> **What you will do**
Return the records, each one exactly as written.
-- Data for processing start --
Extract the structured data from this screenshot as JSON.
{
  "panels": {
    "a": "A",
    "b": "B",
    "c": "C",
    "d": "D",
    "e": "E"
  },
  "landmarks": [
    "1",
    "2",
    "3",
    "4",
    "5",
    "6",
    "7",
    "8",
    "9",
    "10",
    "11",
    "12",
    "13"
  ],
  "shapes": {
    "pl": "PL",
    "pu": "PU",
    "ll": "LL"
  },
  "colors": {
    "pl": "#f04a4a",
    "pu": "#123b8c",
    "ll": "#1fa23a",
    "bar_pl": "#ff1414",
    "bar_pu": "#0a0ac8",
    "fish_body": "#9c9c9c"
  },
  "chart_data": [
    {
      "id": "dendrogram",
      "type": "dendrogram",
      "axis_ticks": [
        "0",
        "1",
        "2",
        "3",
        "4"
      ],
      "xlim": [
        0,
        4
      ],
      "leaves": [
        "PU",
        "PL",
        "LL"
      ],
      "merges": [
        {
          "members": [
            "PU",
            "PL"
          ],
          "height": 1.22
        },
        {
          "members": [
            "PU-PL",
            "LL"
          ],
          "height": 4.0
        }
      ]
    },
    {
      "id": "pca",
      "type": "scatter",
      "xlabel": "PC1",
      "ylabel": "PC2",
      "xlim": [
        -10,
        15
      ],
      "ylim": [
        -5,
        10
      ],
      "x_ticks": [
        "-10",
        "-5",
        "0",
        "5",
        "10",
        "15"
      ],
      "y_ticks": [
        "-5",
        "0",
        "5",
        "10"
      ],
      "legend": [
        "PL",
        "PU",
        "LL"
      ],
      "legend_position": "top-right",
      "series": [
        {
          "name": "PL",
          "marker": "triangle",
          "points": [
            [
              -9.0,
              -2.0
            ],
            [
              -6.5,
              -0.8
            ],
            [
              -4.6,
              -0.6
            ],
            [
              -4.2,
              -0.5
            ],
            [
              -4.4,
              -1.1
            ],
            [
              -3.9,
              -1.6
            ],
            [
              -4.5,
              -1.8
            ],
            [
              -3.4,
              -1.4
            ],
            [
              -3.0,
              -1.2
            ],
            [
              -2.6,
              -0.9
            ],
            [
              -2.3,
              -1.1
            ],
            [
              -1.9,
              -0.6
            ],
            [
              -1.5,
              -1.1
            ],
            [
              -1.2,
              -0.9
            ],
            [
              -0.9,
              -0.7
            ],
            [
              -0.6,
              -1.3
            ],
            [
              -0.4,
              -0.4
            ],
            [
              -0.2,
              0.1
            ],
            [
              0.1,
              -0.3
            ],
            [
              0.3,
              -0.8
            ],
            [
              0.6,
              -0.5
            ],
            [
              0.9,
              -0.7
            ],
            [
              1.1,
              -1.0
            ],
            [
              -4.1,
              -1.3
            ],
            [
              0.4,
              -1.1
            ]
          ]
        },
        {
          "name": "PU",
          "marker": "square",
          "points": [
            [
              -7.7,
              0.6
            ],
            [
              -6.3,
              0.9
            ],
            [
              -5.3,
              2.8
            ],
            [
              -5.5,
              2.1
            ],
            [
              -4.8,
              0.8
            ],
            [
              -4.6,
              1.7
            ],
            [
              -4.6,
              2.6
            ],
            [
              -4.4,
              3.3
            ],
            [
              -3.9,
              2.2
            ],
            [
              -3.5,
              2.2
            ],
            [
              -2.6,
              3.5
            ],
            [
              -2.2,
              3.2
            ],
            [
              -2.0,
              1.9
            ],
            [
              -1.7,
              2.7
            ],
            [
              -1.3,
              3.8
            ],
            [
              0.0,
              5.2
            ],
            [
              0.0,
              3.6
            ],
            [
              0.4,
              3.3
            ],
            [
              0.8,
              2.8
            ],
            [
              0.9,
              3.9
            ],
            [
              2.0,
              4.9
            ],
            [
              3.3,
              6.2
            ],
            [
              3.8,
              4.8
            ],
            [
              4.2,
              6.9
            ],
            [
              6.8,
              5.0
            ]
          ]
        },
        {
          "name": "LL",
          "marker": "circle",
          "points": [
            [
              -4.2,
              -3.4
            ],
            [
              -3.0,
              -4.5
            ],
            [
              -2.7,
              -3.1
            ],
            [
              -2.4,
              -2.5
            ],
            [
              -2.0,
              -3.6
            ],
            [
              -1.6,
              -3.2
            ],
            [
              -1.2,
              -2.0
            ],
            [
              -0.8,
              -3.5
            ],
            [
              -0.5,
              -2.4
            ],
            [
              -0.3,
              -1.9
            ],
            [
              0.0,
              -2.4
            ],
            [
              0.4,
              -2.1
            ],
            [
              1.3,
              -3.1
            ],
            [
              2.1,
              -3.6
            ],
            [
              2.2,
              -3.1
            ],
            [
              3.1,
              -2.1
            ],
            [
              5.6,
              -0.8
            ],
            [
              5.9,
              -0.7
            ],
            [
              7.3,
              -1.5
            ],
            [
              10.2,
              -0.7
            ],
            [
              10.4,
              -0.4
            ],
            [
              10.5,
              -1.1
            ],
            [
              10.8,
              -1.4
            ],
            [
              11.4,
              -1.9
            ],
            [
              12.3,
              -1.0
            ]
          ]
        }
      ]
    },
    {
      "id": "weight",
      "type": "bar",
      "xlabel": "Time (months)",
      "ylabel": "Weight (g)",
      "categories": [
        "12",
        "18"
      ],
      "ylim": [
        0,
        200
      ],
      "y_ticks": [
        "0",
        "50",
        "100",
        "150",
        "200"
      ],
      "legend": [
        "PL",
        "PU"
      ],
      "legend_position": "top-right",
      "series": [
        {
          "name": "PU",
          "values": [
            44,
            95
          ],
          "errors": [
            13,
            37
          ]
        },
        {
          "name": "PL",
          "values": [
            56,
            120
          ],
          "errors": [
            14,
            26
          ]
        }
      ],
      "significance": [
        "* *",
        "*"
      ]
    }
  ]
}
-- Data for processing end --
> **Exercise result**
Extract the structured data from this screenshot as JSON.
{
  "panels": {
    "a": "A",
    "b": "B",
    "c": "C",
    "d": "D",
    "e": "E"
  },
  "landmarks": [
    "1",
    "2",
    "3",
    "4",
    "5",
    "6",
    "7",
    "8",
    "9",
    "10",
    "11",
    "12",
    "13"
  ],
  "shapes": {
    "pl": "PL",
    "pu": "PU",
    "ll": "LL"
  },
  "colors": {
    "pl": "#f04a4a",
    "pu": "#123b8c",
    "ll": "#1fa23a",
    "bar_pl": "#ff1414",
    "bar_pu": "#0a0ac8",
    "fish_body": "#9c9c9c"
  },
  "chart_data": [
    {
      "id": "dendrogram",
      "type": "dendrogram",
      "axis_ticks": [
        "0",
        "1",
        "2",
        "3",
        "4"
      ],
      "xlim": [
        0,
        4
      ],
      "leaves": [
        "PU",
        "PL",
        "LL"
      ],
      "merges": [
        {
          "members": [
            "PU",
            "PL"
          ],
          "height": 1.22
        },
        {
          "members": [
            "PU-PL",
            "LL"
          ],
          "height": 4.0
        }
      ]
    },
    {
      "id": "pca",
      "type": "scatter",
      "xlabel": "PC1",
      "ylabel": "PC2",
      "xlim": [
        -10,
        15
      ],
      "ylim": [
        -5,
        10
      ],
      "x_ticks": [
        "-10",
        "-5",
        "0",
        "5",
        "10",
        "15"
      ],
      "y_ticks": [
        "-5",
        "0",
        "5",
        "10"
      ],
      "legend": [
        "PL",
        "PU",
        "LL"
      ],
      "legend_position": "top-right",
      "series": [
        {
          "name": "PL",
          "marker": "triangle",
          "points": [
            [
              -9.0,
              -2.0
            ],
            [
              -6.5,
              -0.8
            ],
            [
              -4.6,
              -0.6
            ],
            [
              -4.2,
              -0.5
            ],
            [
              -4.4,
              -1.1
            ],
            [
              -3.9,
              -1.6
            ],
            [
              -4.5,
              -1.8
            ],
            [
              -3.4,
              -1.4
            ],
            [
              -3.0,
              -1.2
            ],
            [
              -2.6,
              -0.9
            ],
            [
              -2.3,
              -1.1
            ],
            [
              -1.9,
              -0.6
            ],
            [
              -1.5,
              -1.1
            ],
            [
              -1.2,
              -0.9
            ],
            [
              -0.9,
              -0.7
            ],
            [
              -0.6,
              -1.3
            ],
            [
              -0.4,
              -0.4
            ],
            [
              -0.2,
              0.1
            ],
            [
              0.1,
              -0.3
            ],
            [
              0.3,
              -0.8
            ],
            [
              0.6,
              -0.5
            ],
            [
              0.9,
              -0.7
            ],
            [
              1.1,
              -1.0
            ],
            [
              -4.1,
              -1.3
            ],
            [
              0.4,
              -1.1
            ]
          ]
        },
        {
          "name": "PU",
          "marker": "square",
          "points": [
            [
              -7.7,
              0.6
            ],
            [
              -6.3,
              0.9
            ],
            [
              -5.3,
              2.8
            ],
            [
              -5.5,
              2.1
            ],
            [
              -4.8,
              0.8
            ],
            [
              -4.6,
              1.7
            ],
            [
              -4.6,
              2.6
            ],
            [
              -4.4,
              3.3
            ],
            [
              -3.9,
              2.2
            ],
            [
              -3.5,
              2.2
            ],
            [
              -2.6,
              3.5
            ],
            [
              -2.2,
              3.2
            ],
            [
              -2.0,
              1.9
            ],
            [
              -1.7,
              2.7
            ],
            [
              -1.3,
              3.8
            ],
            [
              0.0,
              5.2
            ],
            [
              0.0,
              3.6
            ],
            [
              0.4,
              3.3
            ],
            [
              0.8,
              2.8
            ],
            [
              0.9,
              3.9
            ],
            [
              2.0,
              4.9
            ],
            [
              3.3,
              6.2
            ],
            [
              3.8,
              4.8
            ],
            [
              4.2,
              6.9
            ],
            [
              6.8,
              5.0
            ]
          ]
        },
        {
          "name": "LL",
          "marker": "circle",
          "points": [
            [
              -4.2,
              -3.4
            ],
            [
              -3.0,
              -4.5
            ],
            [
              -2.7,
              -3.1
            ],
            [
              -2.4,
              -2.5
            ],
            [
              -2.0,
              -3.6
            ],
            [
              -1.6,
              -3.2
            ],
            [
              -1.2,
              -2.0
            ],
            [
              -0.8,
              -3.5
            ],
            [
              -0.5,
              -2.4
            ],
            [
              -0.3,
              -1.9
            ],
            [
              0.0,
              -2.4
            ],
            [
              0.4,
              -2.1
            ],
            [
              1.3,
              -3.1
            ],
            [
              2.1,
              -3.6
            ],
            [
              2.2,
              -3.1
            ],
            [
              3.1,
              -2.1
            ],
            [
              5.6,
              -0.8
            ],
            [
              5.9,
              -0.7
            ],
            [
              7.3,
              -1.5
            ],
            [
              10.2,
              -0.7
            ],
            [
              10.4,
              -0.4
            ],
            [
              10.5,
              -1.1
            ],
            [
              10.8,
              -1.4
            ],
            [
              11.4,
              -1.9
            ],
            [
              12.3,
              -1.0
            ]
          ]
        }
      ]
    },
    {
      "id": "weight",
      "type": "bar",
      "xlabel": "Time (months)",
      "ylabel": "Weight (g)",
      "categories": [
        "12",
        "18"
      ],
      "ylim": [
        0,
        200
      ],
      "y_ticks": [
        "0",
        "50",
        "100",
        "150",
        "200"
      ],
      "legend": [
        "PL",
        "PU"
      ],
      "legend_position": "top-right",
      "series": [
        {
          "name": "PU",
          "values": [
            44,
            95
          ],
          "errors": [
            13,
            37
          ]
        },
        {
          "name": "PL",
          "values": [
            56,
            120
          ],
          "errors": [
            14,
            26
          ]
        }
      ],
      "significance": [
        "* *",
        "*"
      ]
    }
  ]
}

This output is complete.